On s’en voudrait presque d’émettre quelques réserves sur cet ouvrage tant il s’agit d’un projet auquel on aimerait adhérer pleinement, et d’une initiative qu’on ne peut que saluer : remettre les femmes à leur juste place dans l’histoire du rock, trop souvent écrite par et à travers les hommes. Intention salutaire et nécessaire, aujourd’hui plus que jamais : en 2019, on entend encore beaucoup trop d’artistes évoquer les difficultés qu’elles rencontrent pour exister autrement que dans l’ombre des hommes, pour être reconnues comme créatrices à part entière plutôt que muses ou « chanteuses du groupe » ne connaissant rien aux aspects techniques, matériels ou financiers, et on sait combien les femmes restent minoritaires parmi les producteurs, directeurs de label – ou chroniqueurs musicaux, comme Sophie Rosemont, journaliste pour Rolling Stone, Paris Match ou Les Inrocks, le fait remarquer elle-même dans les remerciements de son ouvrage.

Les femmes à leur juste place

On s’en voudrait presque, donc, d’avouer que Girls Rock nous a à la fois enthousiasmés et pas totalement convaincus, nous laissant sur une double impression difficile à démêler. L’ouvrage a d’indéniables qualités, mais quelques points nous auront fait tiquer. Commençons par évoquer le positif : il se dégage de cette lecture une impression de grande générosité et une indéniable envie de partage et de transmission. De toute évidence, Sophie Rosemont se passionne pour le sujet, elle aime profondément les artistes qu’elle évoque, et cette admiration transpire de toutes les pages. Les musiciennes évoquées sont nombreuses et très variées, que ce soit en termes d’époque, de style musical ou de place généralement reconnue dans l’histoire du rock. On navigue à travers le temps, des pionnières Sister Rosetta Tharpe ou Bessie Smith à des artistes actuelles comme Angel Olsen ou Anna Calvi ; on revisite l’histoire des légendes Janis Joplin, Siouxsie Sioux, Nina Hagen ou Joni Mitchell comme on (re)découvre des parcours moins connus (Gladys Bentley ou Valérie Lagrange) ; la scène francophone n’est pas oubliée avec des pointures aussi diverses que Catherine Ringer, La Grande Sophie, Catherine Ribeiro ou Edith Fambuena.

• • •

*Consigne A*. Traduisez en anglais, s'il vous plaît, cette phrase de la critique de Girls Rock : « L’ouvrage a d’indéniables qualités, mais quelques points nous auront fait tiquer. »
*Consigne B*. Selon la critique de Girls Rock, pourquoi l'intention de remettre les femmes à leur juste place dans l'histoire du rock est-elle nécessaire aujourd'hui ? Expliquez-le en une à trois phrases.
*Consigne C*. Poursuivez la critique de Girls Rock à la suite de sa dernière phrase.
Le listing qui suit provient d'une autre source.

*Données sources*.
• • •

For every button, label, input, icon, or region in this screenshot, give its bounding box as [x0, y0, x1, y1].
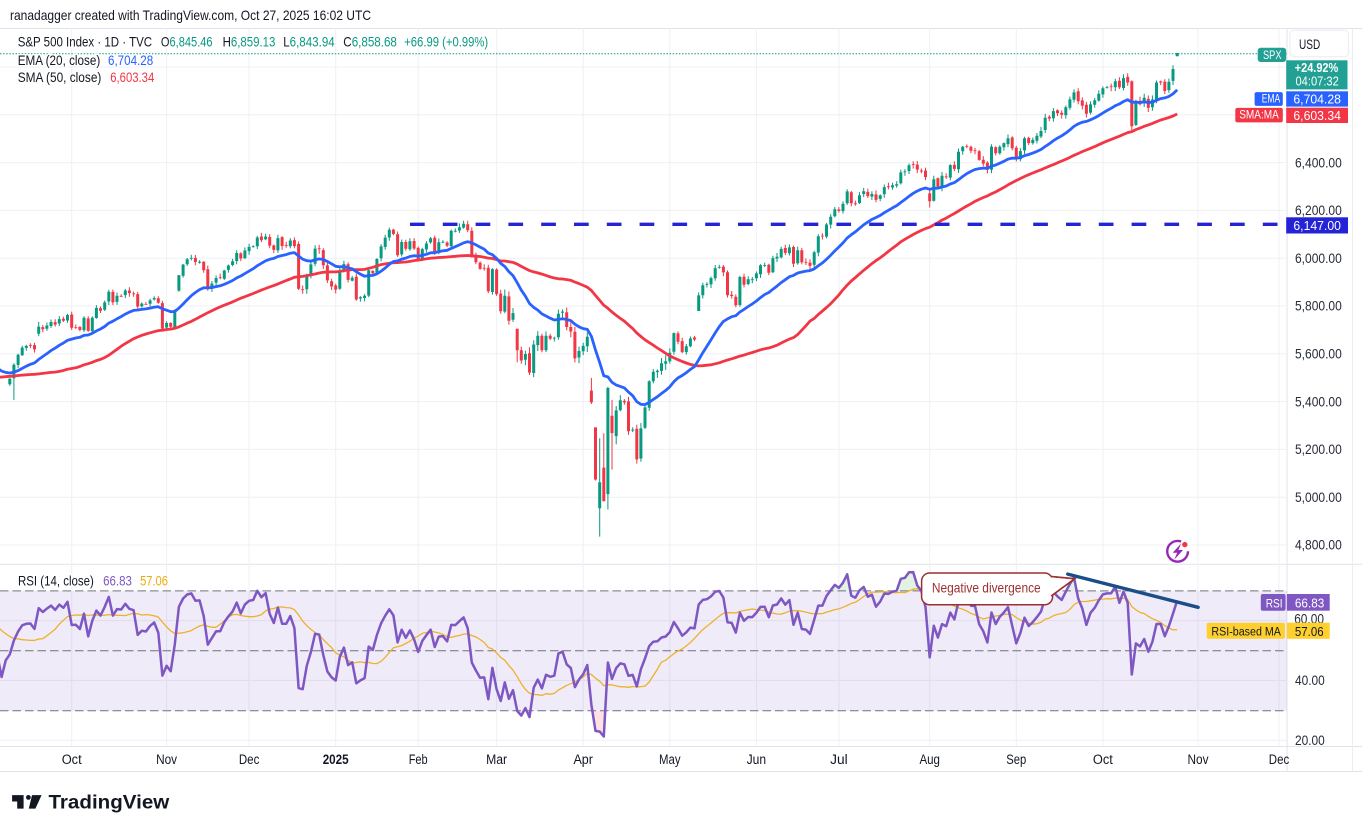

• • •

*Réponse finale A*. The book has undeniable qualities, but a few points made us raise an eyebrow.

*Réponse finale B*. En 2019, beaucoup trop d'artistes évoquent encore leurs difficultés à exister autrement que dans l'ombre des hommes et à être reconnues comme créatrices à part entière plutôt que comme muses ou « chanteuses du groupe ». Les femmes restent en outre minoritaires parmi les producteurs, les directeurs de label et les chroniqueurs musicaux.

*Réponse finale C*.
En guise d’intermèdes, Girls Rocks invite de jeunes musiciennes actuelles à parler d’artistes qui les ont marquées, à travers des témoignages toujours touchants : Jeanne Added évoque l’écoute de Hole avant l’écriture de son premier album, là où Lou Doillon raconte une rencontre émue avec Patti Smith. Girls Rock fait le choix d’une construction thématique plutôt que chronologique, abordant le sujet sous plusieurs axes : les cavalières en solitaire (Kate Bush, Dolly Parton, PJ Harvey), les femmes fatales (Nico, Grace Slick, Stevie Nicks), les engagées (Joan Baez, Tori Amos, Liz Phair), celles qui se battent pour des questions d’identité de genre (Anohni, Beth Ditto, k.d. lang), ou encore celles au destin tragique (Amy Winehouse, Mama Cass, Dolores O’Riordan). Construction qui rend la lecture dynamique et vivante mais parfois un peu brouillonne lorsque les portraits, trop courts, s’enchaînent un peu vite. On éprouve parfois la frustration de ne pas s’attarder plus longuement sur certains de ces parcours, mais c’est la limite inévitable de l’exercice. Le livre replace chaque carrière dans son contexte plus global, dessinant en filigrane les évolutions sociétales – depuis l’évocation de la révolution des riot grrrls à Debbie Harry expliquant qu’à l’époque de son succès, Patti Smith et elle étaient les deux seules femmes du rock.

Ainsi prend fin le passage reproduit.